:: Description of the task ::
Your task is to filter the data below down to the lines holding "screenshot".

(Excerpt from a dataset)
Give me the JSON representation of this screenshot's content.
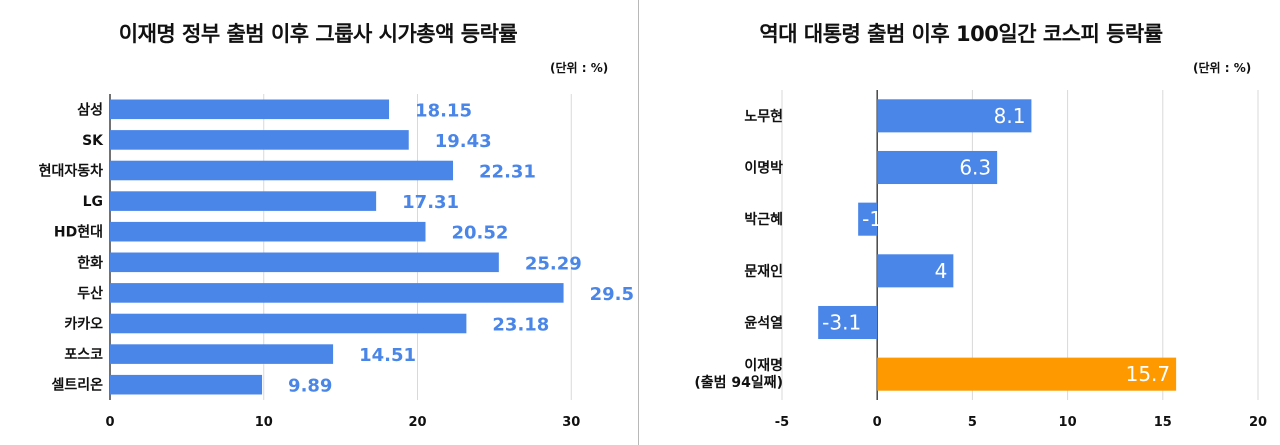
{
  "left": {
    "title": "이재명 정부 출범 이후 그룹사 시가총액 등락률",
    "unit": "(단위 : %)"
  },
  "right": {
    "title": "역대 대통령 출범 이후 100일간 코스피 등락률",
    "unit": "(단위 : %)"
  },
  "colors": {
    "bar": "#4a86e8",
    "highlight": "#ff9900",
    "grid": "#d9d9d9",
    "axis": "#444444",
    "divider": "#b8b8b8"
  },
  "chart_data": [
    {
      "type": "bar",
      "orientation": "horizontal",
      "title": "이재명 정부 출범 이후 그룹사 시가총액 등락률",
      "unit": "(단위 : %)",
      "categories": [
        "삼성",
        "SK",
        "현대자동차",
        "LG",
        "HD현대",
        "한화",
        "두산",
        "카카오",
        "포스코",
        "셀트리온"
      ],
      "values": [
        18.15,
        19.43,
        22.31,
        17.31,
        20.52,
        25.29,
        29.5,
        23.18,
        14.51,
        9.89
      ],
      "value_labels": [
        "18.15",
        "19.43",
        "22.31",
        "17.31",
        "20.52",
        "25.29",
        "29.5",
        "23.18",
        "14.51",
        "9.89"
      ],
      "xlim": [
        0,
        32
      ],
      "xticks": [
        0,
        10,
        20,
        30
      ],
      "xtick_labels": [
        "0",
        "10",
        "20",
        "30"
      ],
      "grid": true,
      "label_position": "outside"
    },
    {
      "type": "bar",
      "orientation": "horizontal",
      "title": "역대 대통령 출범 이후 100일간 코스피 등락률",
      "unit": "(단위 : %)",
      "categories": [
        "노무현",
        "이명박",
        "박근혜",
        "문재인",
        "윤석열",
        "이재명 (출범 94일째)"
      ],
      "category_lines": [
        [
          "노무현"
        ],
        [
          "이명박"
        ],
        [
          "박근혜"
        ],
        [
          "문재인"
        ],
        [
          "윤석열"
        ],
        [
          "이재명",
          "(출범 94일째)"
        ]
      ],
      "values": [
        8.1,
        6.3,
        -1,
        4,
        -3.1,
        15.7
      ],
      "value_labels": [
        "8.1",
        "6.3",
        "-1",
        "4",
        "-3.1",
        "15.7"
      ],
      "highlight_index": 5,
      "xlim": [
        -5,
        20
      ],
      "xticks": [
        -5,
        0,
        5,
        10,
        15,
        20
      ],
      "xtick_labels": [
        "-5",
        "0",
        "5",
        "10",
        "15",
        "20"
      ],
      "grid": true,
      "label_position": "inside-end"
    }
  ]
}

...

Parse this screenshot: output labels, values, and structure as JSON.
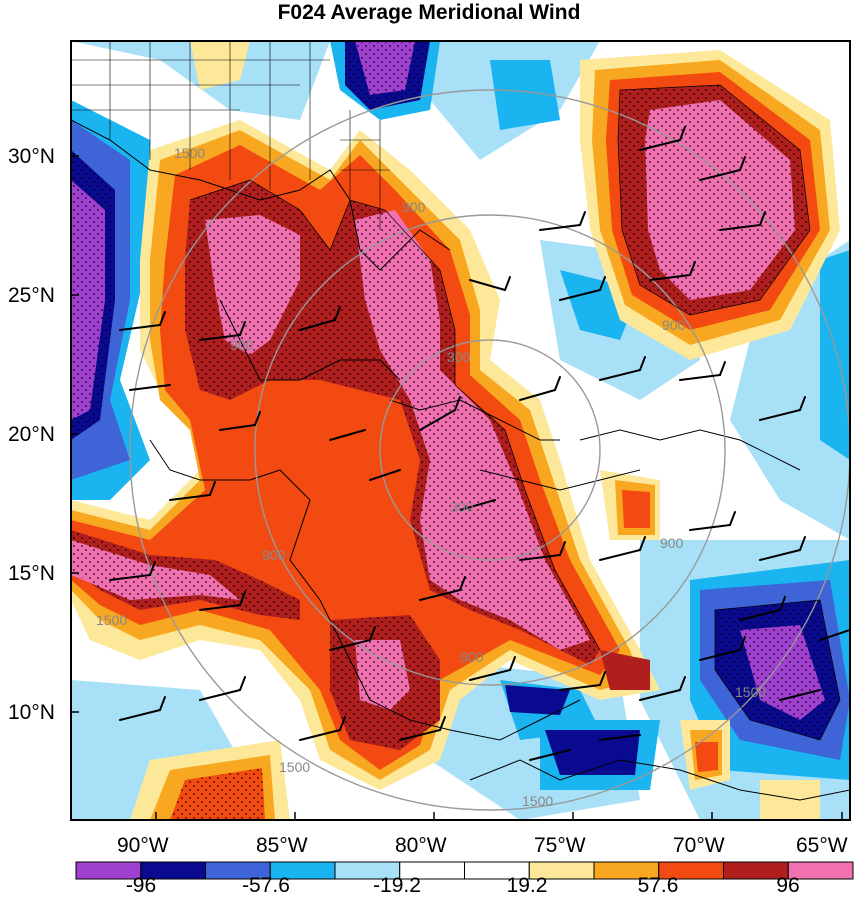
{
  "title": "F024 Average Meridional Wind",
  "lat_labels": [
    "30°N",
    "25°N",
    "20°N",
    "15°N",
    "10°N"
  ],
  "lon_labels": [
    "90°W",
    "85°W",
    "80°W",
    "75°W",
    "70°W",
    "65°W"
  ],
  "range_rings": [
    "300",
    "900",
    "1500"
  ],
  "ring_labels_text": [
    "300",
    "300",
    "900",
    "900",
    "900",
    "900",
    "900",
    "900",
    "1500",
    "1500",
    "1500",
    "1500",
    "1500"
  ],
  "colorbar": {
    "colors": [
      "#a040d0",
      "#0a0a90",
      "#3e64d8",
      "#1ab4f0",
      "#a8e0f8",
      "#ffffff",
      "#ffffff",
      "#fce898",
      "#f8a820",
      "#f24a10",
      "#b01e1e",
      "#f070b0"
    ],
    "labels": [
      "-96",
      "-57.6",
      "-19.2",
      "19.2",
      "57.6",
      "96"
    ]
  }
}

* * *

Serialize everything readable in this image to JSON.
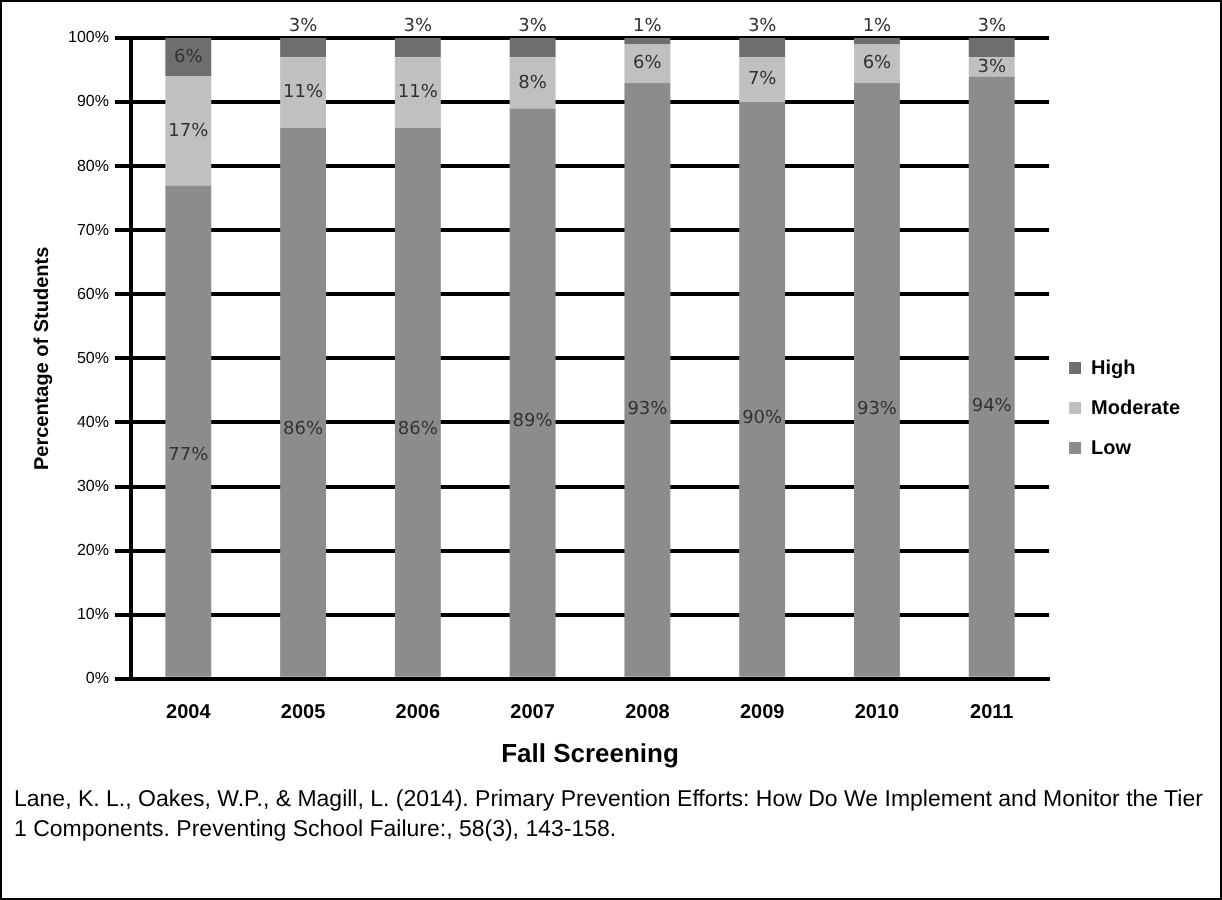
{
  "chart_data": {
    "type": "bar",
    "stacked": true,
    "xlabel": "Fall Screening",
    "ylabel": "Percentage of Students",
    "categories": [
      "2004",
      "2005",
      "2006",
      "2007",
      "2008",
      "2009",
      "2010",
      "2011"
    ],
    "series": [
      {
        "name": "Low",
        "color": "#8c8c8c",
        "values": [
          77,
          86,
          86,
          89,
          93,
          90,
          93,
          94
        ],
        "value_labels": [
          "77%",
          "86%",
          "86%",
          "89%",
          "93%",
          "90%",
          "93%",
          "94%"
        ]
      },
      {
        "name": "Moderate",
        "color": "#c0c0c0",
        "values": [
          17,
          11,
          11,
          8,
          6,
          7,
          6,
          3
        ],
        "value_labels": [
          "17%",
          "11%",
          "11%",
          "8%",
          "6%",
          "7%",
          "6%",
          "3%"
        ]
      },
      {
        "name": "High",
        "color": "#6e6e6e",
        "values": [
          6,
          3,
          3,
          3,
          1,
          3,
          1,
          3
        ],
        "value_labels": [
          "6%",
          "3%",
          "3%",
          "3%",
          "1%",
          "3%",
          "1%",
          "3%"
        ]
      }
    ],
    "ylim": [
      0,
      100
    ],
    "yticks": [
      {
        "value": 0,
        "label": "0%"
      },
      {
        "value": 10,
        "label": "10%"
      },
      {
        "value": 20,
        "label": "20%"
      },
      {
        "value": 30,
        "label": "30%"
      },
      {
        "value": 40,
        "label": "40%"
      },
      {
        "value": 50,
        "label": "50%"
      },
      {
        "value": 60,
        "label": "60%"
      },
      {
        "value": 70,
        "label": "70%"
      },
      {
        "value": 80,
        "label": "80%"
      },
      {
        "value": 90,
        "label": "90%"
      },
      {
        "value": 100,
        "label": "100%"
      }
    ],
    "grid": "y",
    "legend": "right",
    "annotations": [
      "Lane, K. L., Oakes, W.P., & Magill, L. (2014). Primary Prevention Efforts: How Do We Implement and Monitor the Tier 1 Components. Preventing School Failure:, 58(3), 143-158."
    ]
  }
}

:: Exercise response ::
Give me the JSON representation of this screenshot's content.
Parse this screenshot: output labels, values, and structure as JSON.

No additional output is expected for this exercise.